* start MATERIAL FOR THE TASK *

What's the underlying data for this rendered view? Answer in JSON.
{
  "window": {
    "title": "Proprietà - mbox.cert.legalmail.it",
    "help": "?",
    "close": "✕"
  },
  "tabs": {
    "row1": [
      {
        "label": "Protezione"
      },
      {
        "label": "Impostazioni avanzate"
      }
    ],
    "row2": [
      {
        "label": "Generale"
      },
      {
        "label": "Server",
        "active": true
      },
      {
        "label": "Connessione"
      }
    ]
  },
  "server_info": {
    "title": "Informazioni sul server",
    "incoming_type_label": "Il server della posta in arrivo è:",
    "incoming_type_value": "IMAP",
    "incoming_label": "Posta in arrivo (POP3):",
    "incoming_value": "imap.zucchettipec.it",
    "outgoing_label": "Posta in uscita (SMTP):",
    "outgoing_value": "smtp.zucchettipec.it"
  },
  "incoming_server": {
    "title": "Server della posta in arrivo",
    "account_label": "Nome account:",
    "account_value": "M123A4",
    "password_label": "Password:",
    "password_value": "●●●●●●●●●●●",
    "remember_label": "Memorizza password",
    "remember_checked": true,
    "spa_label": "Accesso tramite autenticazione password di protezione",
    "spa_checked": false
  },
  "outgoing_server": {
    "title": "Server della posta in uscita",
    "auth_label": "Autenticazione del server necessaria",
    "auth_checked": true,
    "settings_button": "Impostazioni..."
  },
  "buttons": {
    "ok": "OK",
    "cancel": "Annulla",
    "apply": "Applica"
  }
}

* end MATERIAL FOR THE TASK *

EXERCISE INSTRUCTIONS: Word for word, write out the data.

PROBLEM SOLUTION:
What's the underlying data for this rendered view? Answer in JSON.
{
  "window": {
    "title": "Proprietà - mbox.cert.legalmail.it",
    "help": "?",
    "close": "✕"
  },
  "tabs": {
    "row1": [
      {
        "label": "Protezione"
      },
      {
        "label": "Impostazioni avanzate"
      }
    ],
    "row2": [
      {
        "label": "Generale"
      },
      {
        "label": "Server",
        "active": true
      },
      {
        "label": "Connessione"
      }
    ]
  },
  "server_info": {
    "title": "Informazioni sul server",
    "incoming_type_label": "Il server della posta in arrivo è:",
    "incoming_type_value": "IMAP",
    "incoming_label": "Posta in arrivo (POP3):",
    "incoming_value": "imap.zucchettipec.it",
    "outgoing_label": "Posta in uscita (SMTP):",
    "outgoing_value": "smtp.zucchettipec.it"
  },
  "incoming_server": {
    "title": "Server della posta in arrivo",
    "account_label": "Nome account:",
    "account_value": "M123A4",
    "password_label": "Password:",
    "password_value": "●●●●●●●●●●●",
    "remember_label": "Memorizza password",
    "remember_checked": true,
    "spa_label": "Accesso tramite autenticazione password di protezione",
    "spa_checked": false
  },
  "outgoing_server": {
    "title": "Server della posta in uscita",
    "auth_label": "Autenticazione del server necessaria",
    "auth_checked": true,
    "settings_button": "Impostazioni..."
  },
  "buttons": {
    "ok": "OK",
    "cancel": "Annulla",
    "apply": "Applica"
  }
}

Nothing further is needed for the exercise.